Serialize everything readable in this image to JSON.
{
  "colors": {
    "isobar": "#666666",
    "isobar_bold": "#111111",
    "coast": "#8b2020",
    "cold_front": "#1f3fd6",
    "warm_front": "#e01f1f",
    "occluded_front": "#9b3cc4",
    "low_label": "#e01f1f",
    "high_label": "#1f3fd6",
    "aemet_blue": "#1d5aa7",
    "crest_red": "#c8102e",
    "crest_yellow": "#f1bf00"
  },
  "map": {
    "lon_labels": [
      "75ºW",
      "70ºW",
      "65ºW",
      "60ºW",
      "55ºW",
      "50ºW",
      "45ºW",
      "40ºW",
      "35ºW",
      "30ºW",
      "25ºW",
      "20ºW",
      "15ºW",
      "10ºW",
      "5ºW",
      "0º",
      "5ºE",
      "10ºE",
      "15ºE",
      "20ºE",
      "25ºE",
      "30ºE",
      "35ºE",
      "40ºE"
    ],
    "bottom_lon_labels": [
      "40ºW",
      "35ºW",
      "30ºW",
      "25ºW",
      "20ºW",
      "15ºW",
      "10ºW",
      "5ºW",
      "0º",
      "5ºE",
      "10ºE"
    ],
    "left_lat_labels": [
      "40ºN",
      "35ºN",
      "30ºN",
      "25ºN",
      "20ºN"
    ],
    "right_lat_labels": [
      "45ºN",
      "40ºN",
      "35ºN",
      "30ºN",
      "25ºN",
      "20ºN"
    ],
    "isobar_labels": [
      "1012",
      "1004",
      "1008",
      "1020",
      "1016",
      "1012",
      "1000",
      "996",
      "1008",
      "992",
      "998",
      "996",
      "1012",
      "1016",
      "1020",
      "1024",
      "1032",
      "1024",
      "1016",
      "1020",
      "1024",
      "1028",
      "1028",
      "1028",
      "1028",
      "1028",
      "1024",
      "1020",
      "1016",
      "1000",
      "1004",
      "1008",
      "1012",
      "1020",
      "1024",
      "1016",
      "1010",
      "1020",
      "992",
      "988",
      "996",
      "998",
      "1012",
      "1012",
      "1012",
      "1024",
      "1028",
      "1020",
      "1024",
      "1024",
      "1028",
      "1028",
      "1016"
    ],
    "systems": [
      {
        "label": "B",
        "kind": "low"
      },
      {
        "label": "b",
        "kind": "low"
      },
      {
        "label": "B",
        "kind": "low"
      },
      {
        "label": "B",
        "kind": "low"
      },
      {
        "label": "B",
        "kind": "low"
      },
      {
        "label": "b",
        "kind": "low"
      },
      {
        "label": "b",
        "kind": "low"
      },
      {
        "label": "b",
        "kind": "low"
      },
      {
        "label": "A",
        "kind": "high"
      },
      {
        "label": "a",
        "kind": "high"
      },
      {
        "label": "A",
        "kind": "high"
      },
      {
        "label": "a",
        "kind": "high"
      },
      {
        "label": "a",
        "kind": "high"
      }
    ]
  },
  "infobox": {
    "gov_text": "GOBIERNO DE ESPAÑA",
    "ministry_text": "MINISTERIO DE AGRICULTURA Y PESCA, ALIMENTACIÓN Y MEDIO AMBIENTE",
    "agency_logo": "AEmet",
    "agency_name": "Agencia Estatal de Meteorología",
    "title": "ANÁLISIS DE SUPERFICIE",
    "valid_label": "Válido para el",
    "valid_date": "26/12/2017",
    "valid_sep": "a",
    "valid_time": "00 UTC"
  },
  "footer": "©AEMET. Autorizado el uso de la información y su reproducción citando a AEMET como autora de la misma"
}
------------------------------------------------
» Exercise
Copy out each line exactly as written.

» Correct result
Serialize everything readable in this image to JSON.
{
  "colors": {
    "isobar": "#666666",
    "isobar_bold": "#111111",
    "coast": "#8b2020",
    "cold_front": "#1f3fd6",
    "warm_front": "#e01f1f",
    "occluded_front": "#9b3cc4",
    "low_label": "#e01f1f",
    "high_label": "#1f3fd6",
    "aemet_blue": "#1d5aa7",
    "crest_red": "#c8102e",
    "crest_yellow": "#f1bf00"
  },
  "map": {
    "lon_labels": [
      "75ºW",
      "70ºW",
      "65ºW",
      "60ºW",
      "55ºW",
      "50ºW",
      "45ºW",
      "40ºW",
      "35ºW",
      "30ºW",
      "25ºW",
      "20ºW",
      "15ºW",
      "10ºW",
      "5ºW",
      "0º",
      "5ºE",
      "10ºE",
      "15ºE",
      "20ºE",
      "25ºE",
      "30ºE",
      "35ºE",
      "40ºE"
    ],
    "bottom_lon_labels": [
      "40ºW",
      "35ºW",
      "30ºW",
      "25ºW",
      "20ºW",
      "15ºW",
      "10ºW",
      "5ºW",
      "0º",
      "5ºE",
      "10ºE"
    ],
    "left_lat_labels": [
      "40ºN",
      "35ºN",
      "30ºN",
      "25ºN",
      "20ºN"
    ],
    "right_lat_labels": [
      "45ºN",
      "40ºN",
      "35ºN",
      "30ºN",
      "25ºN",
      "20ºN"
    ],
    "isobar_labels": [
      "1012",
      "1004",
      "1008",
      "1020",
      "1016",
      "1012",
      "1000",
      "996",
      "1008",
      "992",
      "998",
      "996",
      "1012",
      "1016",
      "1020",
      "1024",
      "1032",
      "1024",
      "1016",
      "1020",
      "1024",
      "1028",
      "1028",
      "1028",
      "1028",
      "1028",
      "1024",
      "1020",
      "1016",
      "1000",
      "1004",
      "1008",
      "1012",
      "1020",
      "1024",
      "1016",
      "1010",
      "1020",
      "992",
      "988",
      "996",
      "998",
      "1012",
      "1012",
      "1012",
      "1024",
      "1028",
      "1020",
      "1024",
      "1024",
      "1028",
      "1028",
      "1016"
    ],
    "systems": [
      {
        "label": "B",
        "kind": "low"
      },
      {
        "label": "b",
        "kind": "low"
      },
      {
        "label": "B",
        "kind": "low"
      },
      {
        "label": "B",
        "kind": "low"
      },
      {
        "label": "B",
        "kind": "low"
      },
      {
        "label": "b",
        "kind": "low"
      },
      {
        "label": "b",
        "kind": "low"
      },
      {
        "label": "b",
        "kind": "low"
      },
      {
        "label": "A",
        "kind": "high"
      },
      {
        "label": "a",
        "kind": "high"
      },
      {
        "label": "A",
        "kind": "high"
      },
      {
        "label": "a",
        "kind": "high"
      },
      {
        "label": "a",
        "kind": "high"
      }
    ]
  },
  "infobox": {
    "gov_text": "GOBIERNO DE ESPAÑA",
    "ministry_text": "MINISTERIO DE AGRICULTURA Y PESCA, ALIMENTACIÓN Y MEDIO AMBIENTE",
    "agency_logo": "AEmet",
    "agency_name": "Agencia Estatal de Meteorología",
    "title": "ANÁLISIS DE SUPERFICIE",
    "valid_label": "Válido para el",
    "valid_date": "26/12/2017",
    "valid_sep": "a",
    "valid_time": "00 UTC"
  },
  "footer": "©AEMET. Autorizado el uso de la información y su reproducción citando a AEMET como autora de la misma"
}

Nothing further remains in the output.